** BEGIN Material supplied **

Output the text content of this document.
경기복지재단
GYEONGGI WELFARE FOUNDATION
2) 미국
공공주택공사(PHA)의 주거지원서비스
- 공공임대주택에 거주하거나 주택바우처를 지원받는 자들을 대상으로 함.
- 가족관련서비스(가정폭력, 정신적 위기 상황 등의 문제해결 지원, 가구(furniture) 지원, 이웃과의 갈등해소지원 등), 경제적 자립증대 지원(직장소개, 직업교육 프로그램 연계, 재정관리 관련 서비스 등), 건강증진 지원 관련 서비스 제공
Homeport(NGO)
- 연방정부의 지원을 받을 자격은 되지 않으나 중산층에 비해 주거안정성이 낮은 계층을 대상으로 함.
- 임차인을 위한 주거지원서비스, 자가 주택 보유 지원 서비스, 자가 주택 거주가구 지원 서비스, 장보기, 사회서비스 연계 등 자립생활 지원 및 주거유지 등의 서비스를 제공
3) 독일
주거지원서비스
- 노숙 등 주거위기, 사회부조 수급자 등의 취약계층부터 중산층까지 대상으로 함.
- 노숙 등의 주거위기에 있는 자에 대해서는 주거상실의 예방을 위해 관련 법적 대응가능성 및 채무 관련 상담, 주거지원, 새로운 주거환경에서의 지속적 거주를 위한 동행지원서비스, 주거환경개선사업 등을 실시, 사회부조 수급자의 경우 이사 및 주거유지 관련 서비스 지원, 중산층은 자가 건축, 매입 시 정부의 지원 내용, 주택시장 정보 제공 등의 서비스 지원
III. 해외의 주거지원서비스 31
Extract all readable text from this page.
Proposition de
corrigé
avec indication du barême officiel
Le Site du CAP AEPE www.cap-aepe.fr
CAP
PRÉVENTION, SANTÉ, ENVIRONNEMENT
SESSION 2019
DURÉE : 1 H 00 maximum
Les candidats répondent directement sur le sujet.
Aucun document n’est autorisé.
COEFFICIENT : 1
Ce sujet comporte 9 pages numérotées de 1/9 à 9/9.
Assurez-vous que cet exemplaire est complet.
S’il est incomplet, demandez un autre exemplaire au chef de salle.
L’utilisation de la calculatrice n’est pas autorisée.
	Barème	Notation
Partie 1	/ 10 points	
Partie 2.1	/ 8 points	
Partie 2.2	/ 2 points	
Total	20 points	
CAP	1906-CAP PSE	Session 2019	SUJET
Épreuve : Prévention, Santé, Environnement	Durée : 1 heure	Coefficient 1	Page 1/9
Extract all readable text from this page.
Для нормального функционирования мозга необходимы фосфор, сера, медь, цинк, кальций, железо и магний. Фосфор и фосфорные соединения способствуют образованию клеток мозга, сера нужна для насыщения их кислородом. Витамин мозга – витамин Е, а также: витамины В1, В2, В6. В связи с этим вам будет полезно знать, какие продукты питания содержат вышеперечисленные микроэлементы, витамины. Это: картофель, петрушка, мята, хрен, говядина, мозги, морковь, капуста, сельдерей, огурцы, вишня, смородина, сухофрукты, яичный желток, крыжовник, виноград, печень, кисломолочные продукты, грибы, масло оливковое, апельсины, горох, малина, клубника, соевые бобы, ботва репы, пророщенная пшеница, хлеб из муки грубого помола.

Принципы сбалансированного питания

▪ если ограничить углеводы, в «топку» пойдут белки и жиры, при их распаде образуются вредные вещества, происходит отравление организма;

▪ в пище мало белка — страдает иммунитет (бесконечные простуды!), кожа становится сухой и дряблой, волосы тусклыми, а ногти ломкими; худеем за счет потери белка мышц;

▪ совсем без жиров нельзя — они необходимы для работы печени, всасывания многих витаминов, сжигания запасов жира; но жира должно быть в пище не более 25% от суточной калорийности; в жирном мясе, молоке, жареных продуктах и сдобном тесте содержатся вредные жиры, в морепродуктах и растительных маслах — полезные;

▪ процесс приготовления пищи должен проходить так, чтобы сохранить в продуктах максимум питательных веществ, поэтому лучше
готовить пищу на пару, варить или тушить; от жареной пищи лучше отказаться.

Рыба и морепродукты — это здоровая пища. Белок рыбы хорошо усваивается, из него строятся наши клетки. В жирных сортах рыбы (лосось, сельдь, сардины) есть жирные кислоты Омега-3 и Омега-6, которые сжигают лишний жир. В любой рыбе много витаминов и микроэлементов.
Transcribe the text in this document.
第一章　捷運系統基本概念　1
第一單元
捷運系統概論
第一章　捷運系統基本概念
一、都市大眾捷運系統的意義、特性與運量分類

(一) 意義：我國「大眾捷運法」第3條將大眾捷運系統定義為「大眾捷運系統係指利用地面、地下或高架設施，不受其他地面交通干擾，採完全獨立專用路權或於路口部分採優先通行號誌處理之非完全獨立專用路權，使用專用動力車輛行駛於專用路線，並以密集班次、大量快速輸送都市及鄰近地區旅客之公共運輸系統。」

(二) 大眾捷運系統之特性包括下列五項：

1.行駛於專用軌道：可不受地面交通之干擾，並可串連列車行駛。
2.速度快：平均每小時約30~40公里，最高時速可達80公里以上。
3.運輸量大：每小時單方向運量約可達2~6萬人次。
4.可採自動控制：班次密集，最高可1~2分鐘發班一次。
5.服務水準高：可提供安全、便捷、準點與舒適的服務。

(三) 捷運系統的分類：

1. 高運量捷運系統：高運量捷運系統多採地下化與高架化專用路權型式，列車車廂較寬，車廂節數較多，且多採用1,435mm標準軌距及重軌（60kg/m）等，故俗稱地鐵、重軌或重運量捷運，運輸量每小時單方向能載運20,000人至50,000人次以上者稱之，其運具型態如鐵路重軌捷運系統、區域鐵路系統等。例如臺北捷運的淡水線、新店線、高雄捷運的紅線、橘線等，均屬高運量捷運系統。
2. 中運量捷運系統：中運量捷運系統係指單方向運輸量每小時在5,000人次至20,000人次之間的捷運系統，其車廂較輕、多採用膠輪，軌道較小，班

** END Material supplied **

**Problem to work on**
Please return the data above exactly as given.

**Task answer**
Output the text content of this document.
경기복지재단
GYEONGGI WELFARE FOUNDATION
2) 미국
공공주택공사(PHA)의 주거지원서비스
- 공공임대주택에 거주하거나 주택바우처를 지원받는 자들을 대상으로 함.
- 가족관련서비스(가정폭력, 정신적 위기 상황 등의 문제해결 지원, 가구(furniture) 지원, 이웃과의 갈등해소지원 등), 경제적 자립증대 지원(직장소개, 직업교육 프로그램 연계, 재정관리 관련 서비스 등), 건강증진 지원 관련 서비스 제공
Homeport(NGO)
- 연방정부의 지원을 받을 자격은 되지 않으나 중산층에 비해 주거안정성이 낮은 계층을 대상으로 함.
- 임차인을 위한 주거지원서비스, 자가 주택 보유 지원 서비스, 자가 주택 거주가구 지원 서비스, 장보기, 사회서비스 연계 등 자립생활 지원 및 주거유지 등의 서비스를 제공
3) 독일
주거지원서비스
- 노숙 등 주거위기, 사회부조 수급자 등의 취약계층부터 중산층까지 대상으로 함.
- 노숙 등의 주거위기에 있는 자에 대해서는 주거상실의 예방을 위해 관련 법적 대응가능성 및 채무 관련 상담, 주거지원, 새로운 주거환경에서의 지속적 거주를 위한 동행지원서비스, 주거환경개선사업 등을 실시, 사회부조 수급자의 경우 이사 및 주거유지 관련 서비스 지원, 중산층은 자가 건축, 매입 시 정부의 지원 내용, 주택시장 정보 제공 등의 서비스 지원
III. 해외의 주거지원서비스 31
Extract all readable text from this page.
Proposition de
corrigé
avec indication du barême officiel
Le Site du CAP AEPE www.cap-aepe.fr
CAP
PRÉVENTION, SANTÉ, ENVIRONNEMENT
SESSION 2019
DURÉE : 1 H 00 maximum
Les candidats répondent directement sur le sujet.
Aucun document n’est autorisé.
COEFFICIENT : 1
Ce sujet comporte 9 pages numérotées de 1/9 à 9/9.
Assurez-vous que cet exemplaire est complet.
S’il est incomplet, demandez un autre exemplaire au chef de salle.
L’utilisation de la calculatrice n’est pas autorisée.
	Barème	Notation
Partie 1	/ 10 points	
Partie 2.1	/ 8 points	
Partie 2.2	/ 2 points	
Total	20 points	
CAP	1906-CAP PSE	Session 2019	SUJET
Épreuve : Prévention, Santé, Environnement	Durée : 1 heure	Coefficient 1	Page 1/9
Extract all readable text from this page.
Для нормального функционирования мозга необходимы фосфор, сера, медь, цинк, кальций, железо и магний. Фосфор и фосфорные соединения способствуют образованию клеток мозга, сера нужна для насыщения их кислородом. Витамин мозга – витамин Е, а также: витамины В1, В2, В6. В связи с этим вам будет полезно знать, какие продукты питания содержат вышеперечисленные микроэлементы, витамины. Это: картофель, петрушка, мята, хрен, говядина, мозги, морковь, капуста, сельдерей, огурцы, вишня, смородина, сухофрукты, яичный желток, крыжовник, виноград, печень, кисломолочные продукты, грибы, масло оливковое, апельсины, горох, малина, клубника, соевые бобы, ботва репы, пророщенная пшеница, хлеб из муки грубого помола.

Принципы сбалансированного питания

▪ если ограничить углеводы, в «топку» пойдут белки и жиры, при их распаде образуются вредные вещества, происходит отравление организма;

▪ в пище мало белка — страдает иммунитет (бесконечные простуды!), кожа становится сухой и дряблой, волосы тусклыми, а ногти ломкими; худеем за счет потери белка мышц;

▪ совсем без жиров нельзя — они необходимы для работы печени, всасывания многих витаминов, сжигания запасов жира; но жира должно быть в пище не более 25% от суточной калорийности; в жирном мясе, молоке, жареных продуктах и сдобном тесте содержатся вредные жиры, в морепродуктах и растительных маслах — полезные;

▪ процесс приготовления пищи должен проходить так, чтобы сохранить в продуктах максимум питательных веществ, поэтому лучше
готовить пищу на пару, варить или тушить; от жареной пищи лучше отказаться.

Рыба и морепродукты — это здоровая пища. Белок рыбы хорошо усваивается, из него строятся наши клетки. В жирных сортах рыбы (лосось, сельдь, сардины) есть жирные кислоты Омега-3 и Омега-6, которые сжигают лишний жир. В любой рыбе много витаминов и микроэлементов.
Transcribe the text in this document.
第一章　捷運系統基本概念　1
第一單元
捷運系統概論
第一章　捷運系統基本概念
一、都市大眾捷運系統的意義、特性與運量分類

(一) 意義：我國「大眾捷運法」第3條將大眾捷運系統定義為「大眾捷運系統係指利用地面、地下或高架設施，不受其他地面交通干擾，採完全獨立專用路權或於路口部分採優先通行號誌處理之非完全獨立專用路權，使用專用動力車輛行駛於專用路線，並以密集班次、大量快速輸送都市及鄰近地區旅客之公共運輸系統。」

(二) 大眾捷運系統之特性包括下列五項：

1.行駛於專用軌道：可不受地面交通之干擾，並可串連列車行駛。
2.速度快：平均每小時約30~40公里，最高時速可達80公里以上。
3.運輸量大：每小時單方向運量約可達2~6萬人次。
4.可採自動控制：班次密集，最高可1~2分鐘發班一次。
5.服務水準高：可提供安全、便捷、準點與舒適的服務。

(三) 捷運系統的分類：

1. 高運量捷運系統：高運量捷運系統多採地下化與高架化專用路權型式，列車車廂較寬，車廂節數較多，且多採用1,435mm標準軌距及重軌（60kg/m）等，故俗稱地鐵、重軌或重運量捷運，運輸量每小時單方向能載運20,000人至50,000人次以上者稱之，其運具型態如鐵路重軌捷運系統、區域鐵路系統等。例如臺北捷運的淡水線、新店線、高雄捷運的紅線、橘線等，均屬高運量捷運系統。
2. 中運量捷運系統：中運量捷運系統係指單方向運輸量每小時在5,000人次至20,000人次之間的捷運系統，其車廂較輕、多採用膠輪，軌道較小，班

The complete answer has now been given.